Each line of the material must be returned exactly.

-------- DATA SUPPLIED --------

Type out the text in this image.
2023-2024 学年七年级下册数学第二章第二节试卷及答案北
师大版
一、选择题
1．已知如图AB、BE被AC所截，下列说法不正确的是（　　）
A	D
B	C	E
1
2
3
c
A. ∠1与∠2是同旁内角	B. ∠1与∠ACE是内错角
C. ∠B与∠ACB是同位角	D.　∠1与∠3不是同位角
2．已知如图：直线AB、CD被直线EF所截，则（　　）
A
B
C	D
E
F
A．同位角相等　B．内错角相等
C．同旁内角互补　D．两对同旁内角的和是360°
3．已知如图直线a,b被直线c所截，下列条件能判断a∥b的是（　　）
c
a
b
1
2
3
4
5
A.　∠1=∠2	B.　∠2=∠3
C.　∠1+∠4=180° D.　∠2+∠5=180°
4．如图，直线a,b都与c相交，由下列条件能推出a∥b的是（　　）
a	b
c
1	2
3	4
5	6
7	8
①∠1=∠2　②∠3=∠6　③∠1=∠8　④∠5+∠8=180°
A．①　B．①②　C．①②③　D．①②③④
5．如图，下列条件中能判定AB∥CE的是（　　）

--------

* THE OUTPUT *
Type out the text in this image.
2023-2024 学年七年级下册数学第二章第二节试卷及答案北
师大版
一、选择题
1．已知如图AB、BE被AC所截，下列说法不正确的是（　　）
A	D
B	C	E
1
2
3
c
A. ∠1与∠2是同旁内角	B. ∠1与∠ACE是内错角
C. ∠B与∠ACB是同位角	D.　∠1与∠3不是同位角
2．已知如图：直线AB、CD被直线EF所截，则（　　）
A
B
C	D
E
F
A．同位角相等　B．内错角相等
C．同旁内角互补　D．两对同旁内角的和是360°
3．已知如图直线a,b被直线c所截，下列条件能判断a∥b的是（　　）
c
a
b
1
2
3
4
5
A.　∠1=∠2	B.　∠2=∠3
C.　∠1+∠4=180° D.　∠2+∠5=180°
4．如图，直线a,b都与c相交，由下列条件能推出a∥b的是（　　）
a	b
c
1	2
3	4
5	6
7	8
①∠1=∠2　②∠3=∠6　③∠1=∠8　④∠5+∠8=180°
A．①　B．①②　C．①②③　D．①②③④
5．如图，下列条件中能判定AB∥CE的是（　　）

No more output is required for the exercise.